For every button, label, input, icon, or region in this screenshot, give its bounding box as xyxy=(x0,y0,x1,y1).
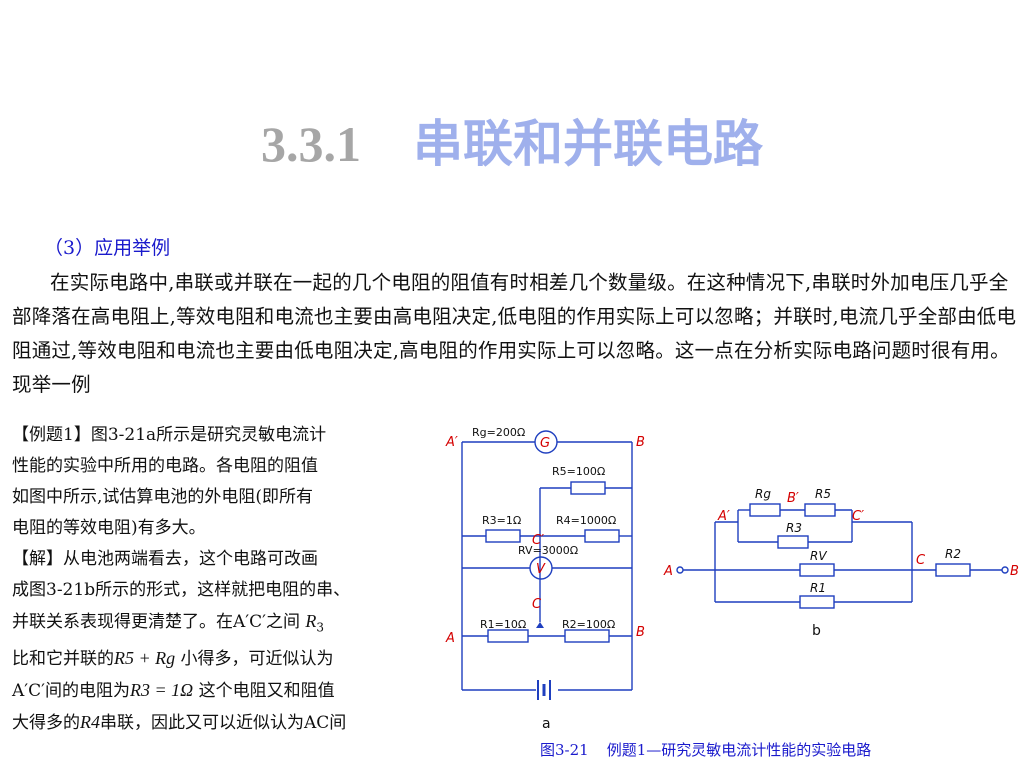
formula-r3: R3 = 1Ω xyxy=(130,680,194,701)
caption-b: b xyxy=(812,623,821,639)
label-r1: R1=10Ω xyxy=(480,618,526,631)
slide-title: 3.3.1 串联和并联电路 xyxy=(0,104,1024,176)
formula-r4: R4 xyxy=(80,712,100,733)
solution-line: 大得多的R4串联，因此又可以近似认为AC间 xyxy=(12,712,347,734)
example-line: 性能的实验中所用的电路。各电阻的阻值 xyxy=(12,456,318,476)
b-label-rg: Rg xyxy=(755,487,771,501)
b-label-r3: R3 xyxy=(786,521,802,535)
label-r2: R2=100Ω xyxy=(562,618,615,631)
solution-line: 成图3-21b所示的形式，这样就把电阻的串、 xyxy=(12,580,351,600)
example-line: 电阻的等效电阻)有多大。 xyxy=(12,518,206,538)
node-a-prime: A′ xyxy=(445,435,458,450)
label-r4: R4=1000Ω xyxy=(556,514,616,527)
node-c-prime: C′ xyxy=(532,533,544,548)
label-rv: RV=3000Ω xyxy=(518,544,578,557)
node-b-lower: B xyxy=(636,625,645,640)
b-label-r5: R5 xyxy=(815,487,831,501)
body-paragraph: 在实际电路中,串联或并联在一起的几个电阻的阻值有时相差几个数量级。在这种情况下,… xyxy=(12,271,1017,396)
node-b: B xyxy=(636,435,645,450)
example-line: 【例题1】图3-21a所示是研究灵敏电流计 xyxy=(12,425,327,445)
figure-caption-text: 例题1—研究灵敏电流计性能的实验电路 xyxy=(606,741,872,759)
b-node-c: C xyxy=(916,553,926,568)
label-g: G xyxy=(540,436,550,451)
caption-a: a xyxy=(542,716,551,732)
b-label-rv: RV xyxy=(810,549,827,563)
b-node-b-prime: B′ xyxy=(787,491,799,506)
solution-line: 【解】从电池两端看去，这个电路可改画 xyxy=(12,549,318,569)
label-v: V xyxy=(536,562,546,577)
b-node-c-prime: C′ xyxy=(852,509,864,524)
example-line: 如图中所示,试估算电池的外电阻(即所有 xyxy=(12,487,314,507)
section-heading: （3）应用举例 xyxy=(44,237,171,259)
title-number: 3.3.1 xyxy=(261,116,361,172)
label-rg: Rg=200Ω xyxy=(472,426,525,439)
r3-symbol: R xyxy=(305,611,317,631)
circuit-diagram-a: Rg=200Ω R5=100Ω R3=1Ω R4=1000Ω RV=3000Ω … xyxy=(445,426,645,732)
b-label-r2: R2 xyxy=(945,547,961,561)
b-node-b: B xyxy=(1010,564,1019,579)
title-text: 串联和并联电路 xyxy=(413,116,763,172)
formula-r5-rg: R5 + Rg xyxy=(114,648,176,669)
solution-line: A′C′间的电阻为R3 = 1Ω 这个电阻又和阻值 xyxy=(12,680,335,702)
node-a: A xyxy=(445,631,455,646)
solution-line: 比和它并联的R5 + Rg 小得多，可近似认为 xyxy=(12,648,334,670)
circuit-diagram-b: Rg R5 R3 RV R1 R2 A′ B′ C′ C A B b xyxy=(663,487,1019,639)
b-node-a: A xyxy=(663,564,673,579)
label-r5: R5=100Ω xyxy=(552,465,605,478)
figure-number: 图3-21 xyxy=(540,741,589,759)
label-r3: R3=1Ω xyxy=(482,514,521,527)
b-node-a-prime: A′ xyxy=(717,509,730,524)
figure-caption: 图3-21 例题1—研究灵敏电流计性能的实验电路 xyxy=(540,739,871,760)
b-label-r1: R1 xyxy=(810,581,826,595)
example-text: 【例题1】图3-21a所示是研究灵敏电流计 性能的实验中所用的电路。各电阻的阻值… xyxy=(12,420,452,739)
node-c: C xyxy=(532,597,542,612)
solution-line: 并联关系表现得更清楚了。在A′C′之间 R3 xyxy=(12,611,325,635)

******************************

◆ **GOAL OF THE EXERCISE**: Rename "slide-title" to "page-title" in the lines from the one containing "formula-r3: R3 = 1Ω xyxy=(130,680,194,701)" through the one containing "solution-line: 大得多的R4串联，因此又可以近似认为AC间 xyxy=(12,712,347,734)", and leave everything else unchanged. Return only those lines.

◆ **CORRECT ANSWER**:
formula-r3: R3 = 1Ω xyxy=(130,680,194,701)
caption-b: b xyxy=(812,623,821,639)
label-r1: R1=10Ω xyxy=(480,618,526,631)
page-title: 3.3.1 串联和并联电路 xyxy=(0,104,1024,176)
formula-r4: R4 xyxy=(80,712,100,733)
solution-line: 大得多的R4串联，因此又可以近似认为AC间 xyxy=(12,712,347,734)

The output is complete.